Data entries
::::
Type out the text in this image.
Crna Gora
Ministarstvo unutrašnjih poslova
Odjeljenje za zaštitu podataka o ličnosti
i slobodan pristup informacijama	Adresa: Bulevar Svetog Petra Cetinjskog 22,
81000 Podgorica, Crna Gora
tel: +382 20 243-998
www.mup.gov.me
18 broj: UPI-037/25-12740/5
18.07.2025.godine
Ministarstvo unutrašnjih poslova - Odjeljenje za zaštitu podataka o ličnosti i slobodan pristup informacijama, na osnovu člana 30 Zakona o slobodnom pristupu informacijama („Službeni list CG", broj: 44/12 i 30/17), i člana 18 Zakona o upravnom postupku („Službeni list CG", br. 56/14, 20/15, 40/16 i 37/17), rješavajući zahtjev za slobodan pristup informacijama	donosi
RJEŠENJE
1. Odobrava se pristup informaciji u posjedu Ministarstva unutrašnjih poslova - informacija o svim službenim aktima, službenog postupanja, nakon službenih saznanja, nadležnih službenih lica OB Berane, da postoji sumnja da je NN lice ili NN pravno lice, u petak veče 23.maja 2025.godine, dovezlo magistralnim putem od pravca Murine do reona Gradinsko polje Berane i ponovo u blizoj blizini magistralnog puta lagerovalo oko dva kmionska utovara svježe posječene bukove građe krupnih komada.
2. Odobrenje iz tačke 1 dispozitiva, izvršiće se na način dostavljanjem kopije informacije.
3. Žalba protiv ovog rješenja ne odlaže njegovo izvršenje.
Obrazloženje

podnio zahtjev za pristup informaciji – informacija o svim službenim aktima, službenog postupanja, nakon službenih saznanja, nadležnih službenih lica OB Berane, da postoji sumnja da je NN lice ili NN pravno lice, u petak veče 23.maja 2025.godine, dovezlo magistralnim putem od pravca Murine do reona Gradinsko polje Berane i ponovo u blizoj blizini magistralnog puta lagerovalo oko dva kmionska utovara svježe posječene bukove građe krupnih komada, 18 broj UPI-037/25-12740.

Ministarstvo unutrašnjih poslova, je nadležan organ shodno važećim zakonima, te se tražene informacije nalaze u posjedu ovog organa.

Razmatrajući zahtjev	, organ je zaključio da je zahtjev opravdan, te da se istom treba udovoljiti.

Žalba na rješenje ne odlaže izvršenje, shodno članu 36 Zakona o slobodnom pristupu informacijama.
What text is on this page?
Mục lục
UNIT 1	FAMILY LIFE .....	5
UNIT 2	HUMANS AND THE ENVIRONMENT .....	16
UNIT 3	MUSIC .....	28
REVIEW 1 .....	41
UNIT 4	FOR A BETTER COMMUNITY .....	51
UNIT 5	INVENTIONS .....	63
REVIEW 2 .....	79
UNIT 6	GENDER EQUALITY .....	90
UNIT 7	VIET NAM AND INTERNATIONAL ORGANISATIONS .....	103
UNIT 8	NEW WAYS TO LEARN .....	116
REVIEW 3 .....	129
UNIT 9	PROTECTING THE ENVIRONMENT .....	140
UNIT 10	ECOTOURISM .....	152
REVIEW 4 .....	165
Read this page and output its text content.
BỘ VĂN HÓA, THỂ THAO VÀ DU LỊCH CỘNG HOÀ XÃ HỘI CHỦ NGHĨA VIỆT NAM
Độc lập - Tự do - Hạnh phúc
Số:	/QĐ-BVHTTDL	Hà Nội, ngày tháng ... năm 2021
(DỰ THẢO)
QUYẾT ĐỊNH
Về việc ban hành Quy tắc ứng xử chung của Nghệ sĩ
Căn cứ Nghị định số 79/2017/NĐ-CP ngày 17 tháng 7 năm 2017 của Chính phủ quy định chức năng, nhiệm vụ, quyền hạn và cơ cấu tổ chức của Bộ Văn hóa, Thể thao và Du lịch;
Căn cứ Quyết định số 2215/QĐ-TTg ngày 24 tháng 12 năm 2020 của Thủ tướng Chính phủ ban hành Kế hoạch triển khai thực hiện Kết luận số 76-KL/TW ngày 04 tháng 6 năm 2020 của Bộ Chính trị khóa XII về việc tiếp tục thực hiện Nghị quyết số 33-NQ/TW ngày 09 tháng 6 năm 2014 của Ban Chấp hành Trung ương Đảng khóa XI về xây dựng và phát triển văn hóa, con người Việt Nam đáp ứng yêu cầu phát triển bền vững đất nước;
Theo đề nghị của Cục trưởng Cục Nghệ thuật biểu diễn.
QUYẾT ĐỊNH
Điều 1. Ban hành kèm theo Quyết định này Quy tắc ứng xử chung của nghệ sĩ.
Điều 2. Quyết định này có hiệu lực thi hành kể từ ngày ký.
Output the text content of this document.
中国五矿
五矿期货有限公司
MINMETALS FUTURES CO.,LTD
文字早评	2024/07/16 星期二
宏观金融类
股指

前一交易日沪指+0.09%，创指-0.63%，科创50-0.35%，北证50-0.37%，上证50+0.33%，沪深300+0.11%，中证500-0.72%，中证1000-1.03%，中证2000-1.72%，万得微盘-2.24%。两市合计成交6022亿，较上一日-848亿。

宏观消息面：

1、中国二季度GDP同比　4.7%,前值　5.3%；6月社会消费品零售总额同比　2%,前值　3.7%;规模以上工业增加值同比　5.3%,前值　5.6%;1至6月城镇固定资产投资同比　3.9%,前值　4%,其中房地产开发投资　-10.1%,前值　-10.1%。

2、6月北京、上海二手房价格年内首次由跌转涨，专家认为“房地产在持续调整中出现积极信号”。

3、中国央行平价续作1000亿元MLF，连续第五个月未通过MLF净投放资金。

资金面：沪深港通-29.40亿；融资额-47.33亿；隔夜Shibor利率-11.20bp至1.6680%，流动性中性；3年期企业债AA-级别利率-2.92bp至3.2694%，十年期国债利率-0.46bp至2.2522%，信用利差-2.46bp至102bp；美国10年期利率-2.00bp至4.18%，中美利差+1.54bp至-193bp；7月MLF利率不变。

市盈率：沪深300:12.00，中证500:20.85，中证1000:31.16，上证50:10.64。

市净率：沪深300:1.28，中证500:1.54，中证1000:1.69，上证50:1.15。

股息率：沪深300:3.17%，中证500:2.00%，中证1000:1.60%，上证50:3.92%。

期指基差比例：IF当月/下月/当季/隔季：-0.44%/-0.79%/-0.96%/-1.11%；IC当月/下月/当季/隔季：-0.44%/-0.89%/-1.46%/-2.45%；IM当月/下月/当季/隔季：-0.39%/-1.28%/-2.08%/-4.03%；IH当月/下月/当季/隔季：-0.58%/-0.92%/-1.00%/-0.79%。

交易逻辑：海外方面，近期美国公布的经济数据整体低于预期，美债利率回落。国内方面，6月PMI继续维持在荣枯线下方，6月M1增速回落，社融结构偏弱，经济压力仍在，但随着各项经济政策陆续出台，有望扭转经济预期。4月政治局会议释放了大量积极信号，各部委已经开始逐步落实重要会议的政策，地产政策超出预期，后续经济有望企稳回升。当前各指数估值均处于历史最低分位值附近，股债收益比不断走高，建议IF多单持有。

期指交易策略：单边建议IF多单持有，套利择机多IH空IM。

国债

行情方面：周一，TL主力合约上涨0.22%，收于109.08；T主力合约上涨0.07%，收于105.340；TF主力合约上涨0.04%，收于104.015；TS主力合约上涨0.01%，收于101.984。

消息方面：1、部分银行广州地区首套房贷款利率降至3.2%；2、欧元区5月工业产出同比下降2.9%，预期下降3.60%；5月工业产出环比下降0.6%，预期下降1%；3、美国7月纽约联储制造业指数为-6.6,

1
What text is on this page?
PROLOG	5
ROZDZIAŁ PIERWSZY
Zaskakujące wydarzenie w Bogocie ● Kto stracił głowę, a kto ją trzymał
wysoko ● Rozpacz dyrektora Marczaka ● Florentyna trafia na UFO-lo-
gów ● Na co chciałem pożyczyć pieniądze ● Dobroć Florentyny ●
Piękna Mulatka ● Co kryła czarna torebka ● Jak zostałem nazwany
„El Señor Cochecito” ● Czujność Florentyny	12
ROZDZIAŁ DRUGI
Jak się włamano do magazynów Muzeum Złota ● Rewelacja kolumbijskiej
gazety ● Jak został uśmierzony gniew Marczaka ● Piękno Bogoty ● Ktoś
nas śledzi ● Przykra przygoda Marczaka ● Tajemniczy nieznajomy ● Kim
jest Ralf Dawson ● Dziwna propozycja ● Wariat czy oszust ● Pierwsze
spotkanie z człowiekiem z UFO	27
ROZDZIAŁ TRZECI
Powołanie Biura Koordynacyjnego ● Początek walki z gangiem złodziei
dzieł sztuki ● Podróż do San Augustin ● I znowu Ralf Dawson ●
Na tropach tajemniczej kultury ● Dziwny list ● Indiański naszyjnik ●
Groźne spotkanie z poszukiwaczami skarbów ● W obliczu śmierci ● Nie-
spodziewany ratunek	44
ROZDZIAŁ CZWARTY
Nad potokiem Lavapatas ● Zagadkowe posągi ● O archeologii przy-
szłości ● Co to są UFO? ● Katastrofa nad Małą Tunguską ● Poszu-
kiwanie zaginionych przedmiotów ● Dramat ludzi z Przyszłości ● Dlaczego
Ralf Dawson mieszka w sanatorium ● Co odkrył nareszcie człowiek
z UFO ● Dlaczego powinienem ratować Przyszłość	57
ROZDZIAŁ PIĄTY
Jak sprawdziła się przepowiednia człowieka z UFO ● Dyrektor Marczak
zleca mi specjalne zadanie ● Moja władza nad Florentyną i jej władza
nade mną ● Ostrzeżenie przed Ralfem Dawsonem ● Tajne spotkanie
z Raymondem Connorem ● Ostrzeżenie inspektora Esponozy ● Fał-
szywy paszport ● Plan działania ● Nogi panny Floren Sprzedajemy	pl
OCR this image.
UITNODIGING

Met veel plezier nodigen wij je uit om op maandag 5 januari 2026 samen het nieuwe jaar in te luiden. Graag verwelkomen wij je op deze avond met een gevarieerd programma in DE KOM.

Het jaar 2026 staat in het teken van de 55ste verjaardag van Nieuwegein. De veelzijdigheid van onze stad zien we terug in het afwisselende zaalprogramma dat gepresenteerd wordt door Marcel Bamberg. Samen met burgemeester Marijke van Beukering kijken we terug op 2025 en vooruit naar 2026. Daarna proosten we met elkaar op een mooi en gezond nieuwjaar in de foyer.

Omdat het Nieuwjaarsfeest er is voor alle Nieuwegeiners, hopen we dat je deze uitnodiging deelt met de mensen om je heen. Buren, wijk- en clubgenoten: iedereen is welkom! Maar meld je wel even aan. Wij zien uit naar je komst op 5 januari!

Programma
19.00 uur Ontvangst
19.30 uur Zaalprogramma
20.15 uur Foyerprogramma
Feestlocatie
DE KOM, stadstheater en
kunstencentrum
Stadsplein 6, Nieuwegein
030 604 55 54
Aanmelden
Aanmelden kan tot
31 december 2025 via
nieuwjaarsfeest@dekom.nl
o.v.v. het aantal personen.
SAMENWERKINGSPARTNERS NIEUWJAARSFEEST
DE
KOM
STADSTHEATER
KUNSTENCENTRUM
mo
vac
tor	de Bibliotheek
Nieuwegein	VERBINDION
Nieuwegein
::::
What is asked: Pull out all lines containing "zien".

Written answer:
Het jaar 2026 staat in het teken van de 55ste verjaardag van Nieuwegein. De veelzijdigheid van onze stad zien we terug in het afwisselende zaalprogramma dat gepresenteerd wordt door Marcel Bamberg. Samen met burgemeester Marijke van Beukering kijken we terug op 2025 en vooruit naar 2026. Daarna proosten we met elkaar op een mooi en gezond nieuwjaar in de foyer.
Omdat het Nieuwjaarsfeest er is voor alle Nieuwegeiners, hopen we dat je deze uitnodiging deelt met de mensen om je heen. Buren, wijk- en clubgenoten: iedereen is welkom! Maar meld je wel even aan. Wij zien uit naar je komst op 5 januari!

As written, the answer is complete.